(Data entries)
--------------------------------------------------
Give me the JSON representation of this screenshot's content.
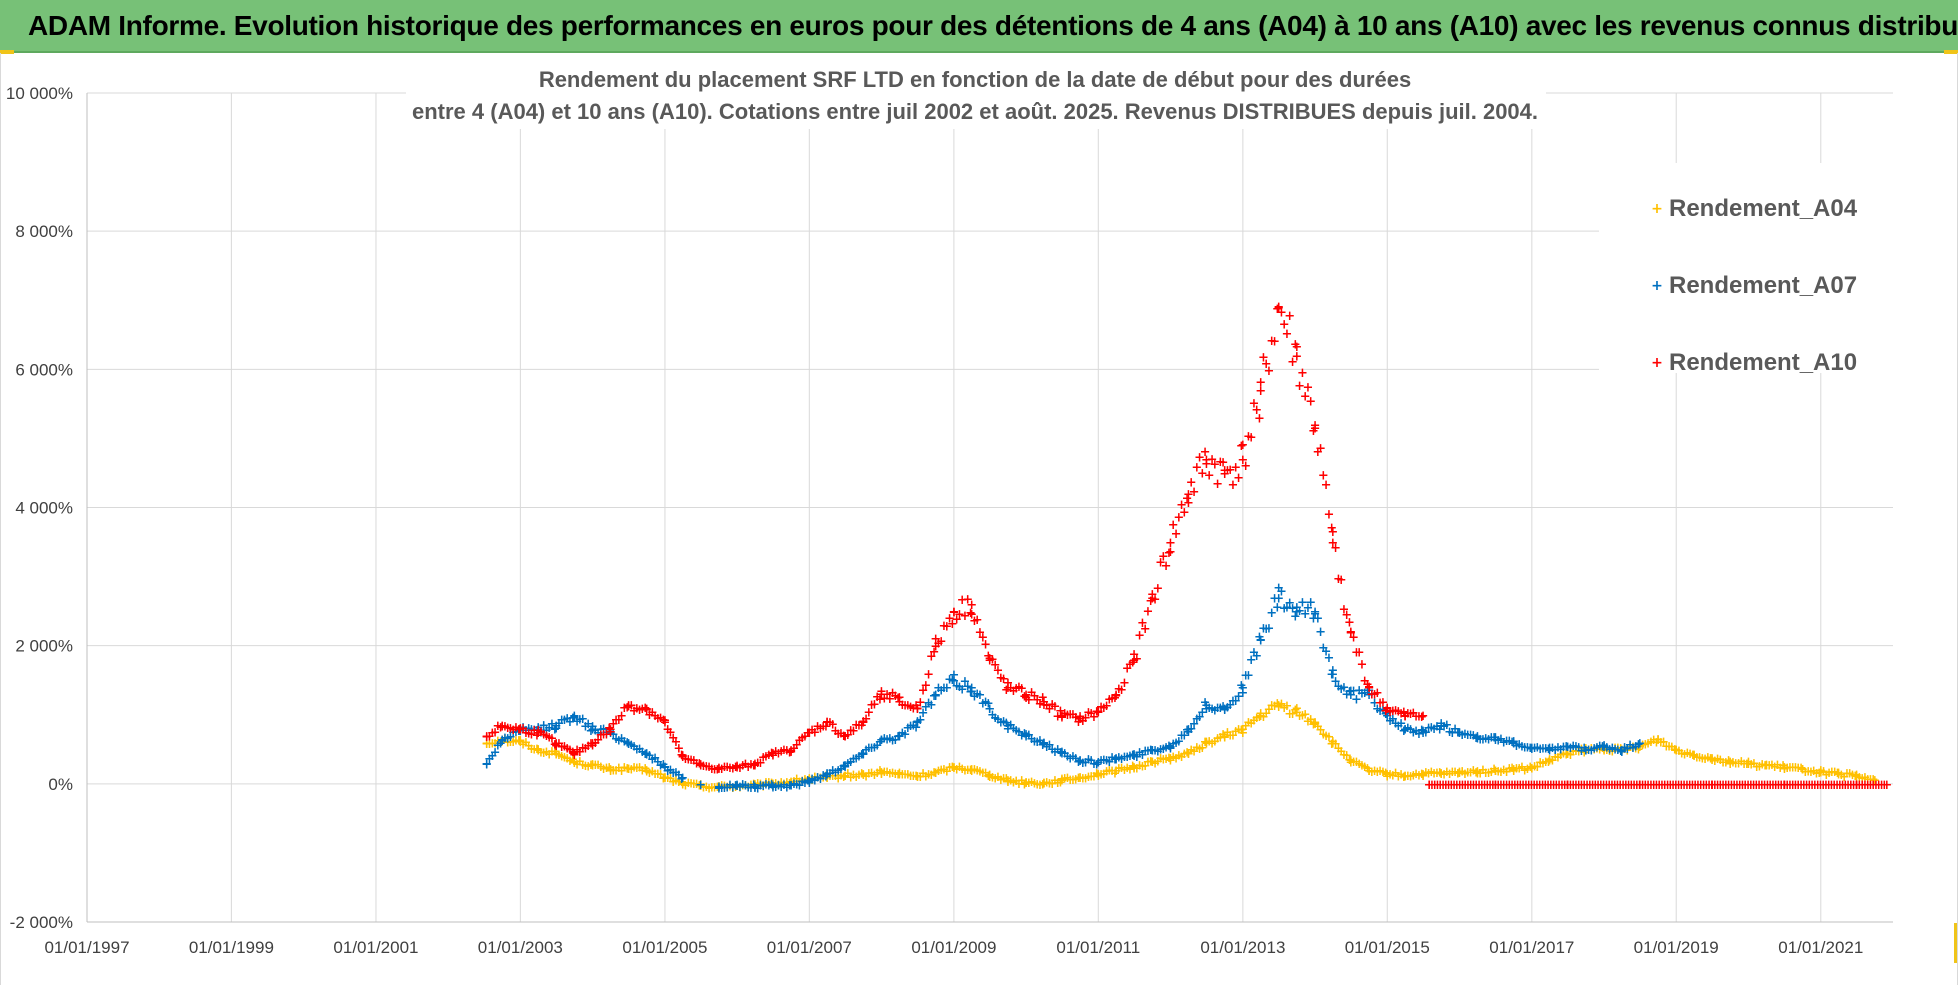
{
  "banner": {
    "text": "ADAM Informe. Evolution historique des performances en euros pour des détentions de 4 ans (A04) à 10 ans (A10) avec les revenus connus distribués"
  },
  "colors": {
    "banner": "#77c177",
    "A04": "#ffc000",
    "A07": "#0070c0",
    "A10": "#ff0000",
    "grid": "#d9d9d9",
    "corner": "#f0c419"
  },
  "chart_data": {
    "type": "scatter",
    "title_lines": [
      "Rendement du placement SRF LTD en fonction de la date de début pour des durées",
      "entre 4 (A04) et 10 ans (A10). Cotations entre juil 2002 et août. 2025. Revenus DISTRIBUES depuis juil. 2004."
    ],
    "xlabel": "",
    "ylabel": "",
    "x_range": [
      "1997-01-01",
      "2022-01-01"
    ],
    "ylim": [
      -2000,
      10000
    ],
    "y_ticks": [
      -2000,
      0,
      2000,
      4000,
      6000,
      8000,
      10000
    ],
    "y_tick_labels": [
      "-2 000%",
      "0%",
      "2 000%",
      "4 000%",
      "6 000%",
      "8 000%",
      "10 000%"
    ],
    "x_ticks": [
      "1997-01-01",
      "1999-01-01",
      "2001-01-01",
      "2003-01-01",
      "2005-01-01",
      "2007-01-01",
      "2009-01-01",
      "2011-01-01",
      "2013-01-01",
      "2015-01-01",
      "2017-01-01",
      "2019-01-01",
      "2021-01-01"
    ],
    "x_tick_labels": [
      "01/01/1997",
      "01/01/1999",
      "01/01/2001",
      "01/01/2003",
      "01/01/2005",
      "01/01/2007",
      "01/01/2009",
      "01/01/2011",
      "01/01/2013",
      "01/01/2015",
      "01/01/2017",
      "01/01/2019",
      "01/01/2021"
    ],
    "grid": true,
    "legend_position": "top-right",
    "marker": "+",
    "series": [
      {
        "name": "Rendement_A04",
        "color": "#ffc000",
        "points": [
          [
            "2002-07-15",
            600
          ],
          [
            "2002-10-01",
            650
          ],
          [
            "2003-01-01",
            620
          ],
          [
            "2003-04-01",
            500
          ],
          [
            "2003-07-01",
            450
          ],
          [
            "2003-10-01",
            330
          ],
          [
            "2004-01-01",
            280
          ],
          [
            "2004-04-01",
            220
          ],
          [
            "2004-07-01",
            230
          ],
          [
            "2004-10-01",
            210
          ],
          [
            "2005-01-01",
            100
          ],
          [
            "2005-04-01",
            20
          ],
          [
            "2005-07-01",
            -20
          ],
          [
            "2005-10-01",
            -30
          ],
          [
            "2006-01-01",
            -20
          ],
          [
            "2006-04-01",
            -10
          ],
          [
            "2006-07-01",
            10
          ],
          [
            "2006-10-01",
            40
          ],
          [
            "2007-01-01",
            80
          ],
          [
            "2007-04-01",
            100
          ],
          [
            "2007-07-01",
            130
          ],
          [
            "2007-10-01",
            140
          ],
          [
            "2008-01-01",
            180
          ],
          [
            "2008-04-01",
            150
          ],
          [
            "2008-07-01",
            120
          ],
          [
            "2008-10-01",
            170
          ],
          [
            "2009-01-01",
            250
          ],
          [
            "2009-04-01",
            220
          ],
          [
            "2009-07-01",
            140
          ],
          [
            "2009-10-01",
            60
          ],
          [
            "2010-01-01",
            30
          ],
          [
            "2010-04-01",
            20
          ],
          [
            "2010-07-01",
            60
          ],
          [
            "2010-10-01",
            100
          ],
          [
            "2011-01-01",
            150
          ],
          [
            "2011-04-01",
            200
          ],
          [
            "2011-07-01",
            250
          ],
          [
            "2011-10-01",
            330
          ],
          [
            "2012-01-01",
            380
          ],
          [
            "2012-04-01",
            450
          ],
          [
            "2012-07-01",
            600
          ],
          [
            "2012-10-01",
            700
          ],
          [
            "2013-01-01",
            800
          ],
          [
            "2013-04-01",
            1000
          ],
          [
            "2013-07-01",
            1150
          ],
          [
            "2013-10-01",
            1050
          ],
          [
            "2014-01-01",
            900
          ],
          [
            "2014-04-01",
            600
          ],
          [
            "2014-07-01",
            350
          ],
          [
            "2014-10-01",
            200
          ],
          [
            "2015-01-01",
            150
          ],
          [
            "2015-04-01",
            130
          ],
          [
            "2015-07-01",
            150
          ],
          [
            "2015-10-01",
            160
          ],
          [
            "2016-01-01",
            170
          ],
          [
            "2016-04-01",
            190
          ],
          [
            "2016-07-01",
            200
          ],
          [
            "2016-10-01",
            220
          ],
          [
            "2017-01-01",
            240
          ],
          [
            "2017-04-01",
            350
          ],
          [
            "2017-07-01",
            450
          ],
          [
            "2017-10-01",
            500
          ],
          [
            "2018-01-01",
            520
          ],
          [
            "2018-04-01",
            500
          ],
          [
            "2018-07-01",
            550
          ],
          [
            "2018-10-01",
            650
          ],
          [
            "2019-01-01",
            500
          ],
          [
            "2019-04-01",
            430
          ],
          [
            "2019-07-01",
            380
          ],
          [
            "2019-10-01",
            330
          ],
          [
            "2020-01-01",
            300
          ],
          [
            "2020-04-01",
            280
          ],
          [
            "2020-07-01",
            250
          ],
          [
            "2020-10-01",
            220
          ],
          [
            "2021-01-01",
            180
          ],
          [
            "2021-04-01",
            150
          ],
          [
            "2021-07-01",
            120
          ],
          [
            "2021-10-01",
            60
          ]
        ]
      },
      {
        "name": "Rendement_A07",
        "color": "#0070c0",
        "points": [
          [
            "2002-07-15",
            300
          ],
          [
            "2002-10-01",
            650
          ],
          [
            "2003-01-01",
            780
          ],
          [
            "2003-04-01",
            800
          ],
          [
            "2003-07-01",
            850
          ],
          [
            "2003-10-01",
            1000
          ],
          [
            "2004-01-01",
            800
          ],
          [
            "2004-04-01",
            750
          ],
          [
            "2004-07-01",
            600
          ],
          [
            "2004-10-01",
            450
          ],
          [
            "2005-01-01",
            250
          ],
          [
            "2005-04-01",
            100
          ],
          [
            "2005-07-01",
            0
          ],
          [
            "2005-10-01",
            -30
          ],
          [
            "2006-01-01",
            -20
          ],
          [
            "2006-04-01",
            -30
          ],
          [
            "2006-07-01",
            -20
          ],
          [
            "2006-10-01",
            -10
          ],
          [
            "2007-01-01",
            50
          ],
          [
            "2007-04-01",
            150
          ],
          [
            "2007-07-01",
            280
          ],
          [
            "2007-10-01",
            450
          ],
          [
            "2008-01-01",
            650
          ],
          [
            "2008-04-01",
            700
          ],
          [
            "2008-07-01",
            900
          ],
          [
            "2008-10-01",
            1300
          ],
          [
            "2009-01-01",
            1500
          ],
          [
            "2009-04-01",
            1400
          ],
          [
            "2009-07-01",
            1100
          ],
          [
            "2009-10-01",
            850
          ],
          [
            "2010-01-01",
            700
          ],
          [
            "2010-04-01",
            600
          ],
          [
            "2010-07-01",
            450
          ],
          [
            "2010-10-01",
            350
          ],
          [
            "2011-01-01",
            320
          ],
          [
            "2011-04-01",
            380
          ],
          [
            "2011-07-01",
            420
          ],
          [
            "2011-10-01",
            500
          ],
          [
            "2012-01-01",
            550
          ],
          [
            "2012-04-01",
            800
          ],
          [
            "2012-07-01",
            1150
          ],
          [
            "2012-10-01",
            1100
          ],
          [
            "2013-01-01",
            1400
          ],
          [
            "2013-04-01",
            2100
          ],
          [
            "2013-07-01",
            2700
          ],
          [
            "2013-10-01",
            2500
          ],
          [
            "2014-01-01",
            2500
          ],
          [
            "2014-04-01",
            1600
          ],
          [
            "2014-07-01",
            1300
          ],
          [
            "2014-10-01",
            1300
          ],
          [
            "2015-01-01",
            1000
          ],
          [
            "2015-04-01",
            800
          ],
          [
            "2015-07-01",
            750
          ],
          [
            "2015-10-01",
            850
          ],
          [
            "2016-01-01",
            750
          ],
          [
            "2016-04-01",
            700
          ],
          [
            "2016-07-01",
            650
          ],
          [
            "2016-10-01",
            600
          ],
          [
            "2017-01-01",
            520
          ],
          [
            "2017-04-01",
            500
          ],
          [
            "2017-07-01",
            550
          ],
          [
            "2017-10-01",
            500
          ],
          [
            "2018-01-01",
            550
          ],
          [
            "2018-04-01",
            500
          ],
          [
            "2018-07-01",
            600
          ]
        ]
      },
      {
        "name": "Rendement_A10",
        "color": "#ff0000",
        "points": [
          [
            "2002-07-15",
            700
          ],
          [
            "2002-10-01",
            850
          ],
          [
            "2003-01-01",
            800
          ],
          [
            "2003-04-01",
            750
          ],
          [
            "2003-07-01",
            600
          ],
          [
            "2003-10-01",
            450
          ],
          [
            "2004-01-01",
            600
          ],
          [
            "2004-04-01",
            800
          ],
          [
            "2004-07-01",
            1150
          ],
          [
            "2004-10-01",
            1100
          ],
          [
            "2005-01-01",
            900
          ],
          [
            "2005-04-01",
            400
          ],
          [
            "2005-07-01",
            280
          ],
          [
            "2005-10-01",
            230
          ],
          [
            "2006-01-01",
            250
          ],
          [
            "2006-04-01",
            300
          ],
          [
            "2006-07-01",
            450
          ],
          [
            "2006-10-01",
            500
          ],
          [
            "2007-01-01",
            750
          ],
          [
            "2007-04-01",
            900
          ],
          [
            "2007-07-01",
            700
          ],
          [
            "2007-10-01",
            900
          ],
          [
            "2008-01-01",
            1350
          ],
          [
            "2008-04-01",
            1200
          ],
          [
            "2008-07-01",
            1100
          ],
          [
            "2008-10-01",
            2000
          ],
          [
            "2009-01-01",
            2500
          ],
          [
            "2009-04-01",
            2600
          ],
          [
            "2009-07-01",
            1800
          ],
          [
            "2009-10-01",
            1400
          ],
          [
            "2010-01-01",
            1300
          ],
          [
            "2010-04-01",
            1200
          ],
          [
            "2010-07-01",
            1000
          ],
          [
            "2010-10-01",
            950
          ],
          [
            "2011-01-01",
            1050
          ],
          [
            "2011-04-01",
            1300
          ],
          [
            "2011-07-01",
            1800
          ],
          [
            "2011-10-01",
            2700
          ],
          [
            "2012-01-01",
            3500
          ],
          [
            "2012-04-01",
            4200
          ],
          [
            "2012-07-01",
            4700
          ],
          [
            "2012-10-01",
            4500
          ],
          [
            "2013-01-01",
            4700
          ],
          [
            "2013-04-01",
            5700
          ],
          [
            "2013-07-01",
            6900
          ],
          [
            "2013-10-01",
            6200
          ],
          [
            "2014-01-01",
            5200
          ],
          [
            "2014-04-01",
            3500
          ],
          [
            "2014-07-01",
            2200
          ],
          [
            "2014-10-01",
            1400
          ],
          [
            "2015-01-01",
            1100
          ],
          [
            "2015-04-01",
            1000
          ],
          [
            "2015-07-01",
            1000
          ],
          [
            "2015-08-01",
            0
          ],
          [
            "2016-07-01",
            0
          ],
          [
            "2017-07-01",
            0
          ],
          [
            "2018-07-01",
            0
          ],
          [
            "2019-07-01",
            0
          ],
          [
            "2020-07-01",
            0
          ],
          [
            "2021-07-01",
            0
          ],
          [
            "2021-12-01",
            0
          ]
        ]
      }
    ]
  }
}
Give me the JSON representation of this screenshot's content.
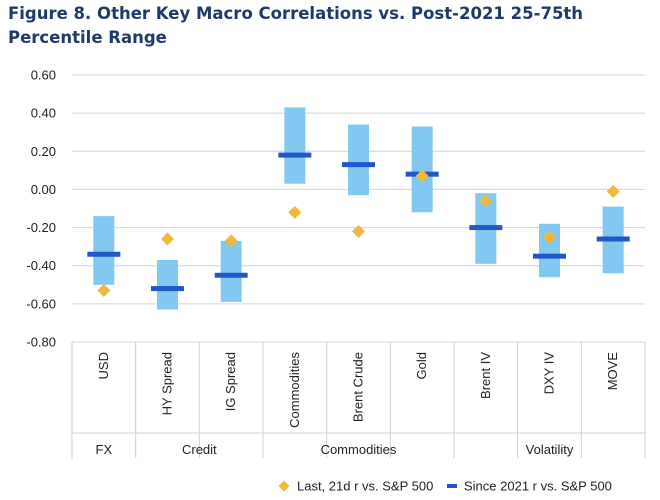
{
  "chart_data": {
    "type": "range-bar",
    "title": "Figure 8. Other Key Macro Correlations vs. Post-2021 25-75th Percentile Range",
    "ylim": [
      -0.8,
      0.6
    ],
    "yticks": [
      "0.60",
      "0.40",
      "0.20",
      "0.00",
      "-0.20",
      "-0.40",
      "-0.60",
      "-0.80"
    ],
    "ytick_values": [
      0.6,
      0.4,
      0.2,
      0.0,
      -0.2,
      -0.4,
      -0.6,
      -0.8
    ],
    "categories": [
      "USD",
      "HY Spread",
      "IG Spread",
      "Commodities",
      "Brent Crude",
      "Gold",
      "Brent IV",
      "DXY IV",
      "MOVE"
    ],
    "groups": [
      {
        "name": "FX",
        "count": 1
      },
      {
        "name": "Credit",
        "count": 2
      },
      {
        "name": "Commodities",
        "count": 3
      },
      {
        "name": "Volatility",
        "count": 3
      }
    ],
    "series": [
      {
        "name": "25-75th percentile range",
        "low": [
          -0.5,
          -0.63,
          -0.59,
          0.03,
          -0.03,
          -0.12,
          -0.39,
          -0.46,
          -0.44
        ],
        "high": [
          -0.14,
          -0.37,
          -0.27,
          0.43,
          0.34,
          0.33,
          -0.02,
          -0.18,
          -0.09
        ]
      },
      {
        "name": "Last, 21d r vs. S&P 500",
        "values": [
          -0.53,
          -0.26,
          -0.27,
          -0.12,
          -0.22,
          0.07,
          -0.06,
          -0.25,
          -0.01
        ]
      },
      {
        "name": "Since 2021 r vs. S&P 500",
        "values": [
          -0.34,
          -0.52,
          -0.45,
          0.18,
          0.13,
          0.08,
          -0.2,
          -0.35,
          -0.26
        ]
      }
    ],
    "legend": [
      {
        "label": "Last, 21d r vs. S&P 500",
        "marker": "diamond"
      },
      {
        "label": "Since 2021 r vs. S&P 500",
        "marker": "dash"
      }
    ],
    "colors": {
      "range": "#82c8f0",
      "median": "#2356c8",
      "last": "#f0b93c",
      "title": "#1f3a68"
    }
  }
}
--------------------------------------------------
**WHAT TO DO**: Only a number is wanted: how many lines above include "Since"?

**SOLUTION FOR THIS TASK**: 2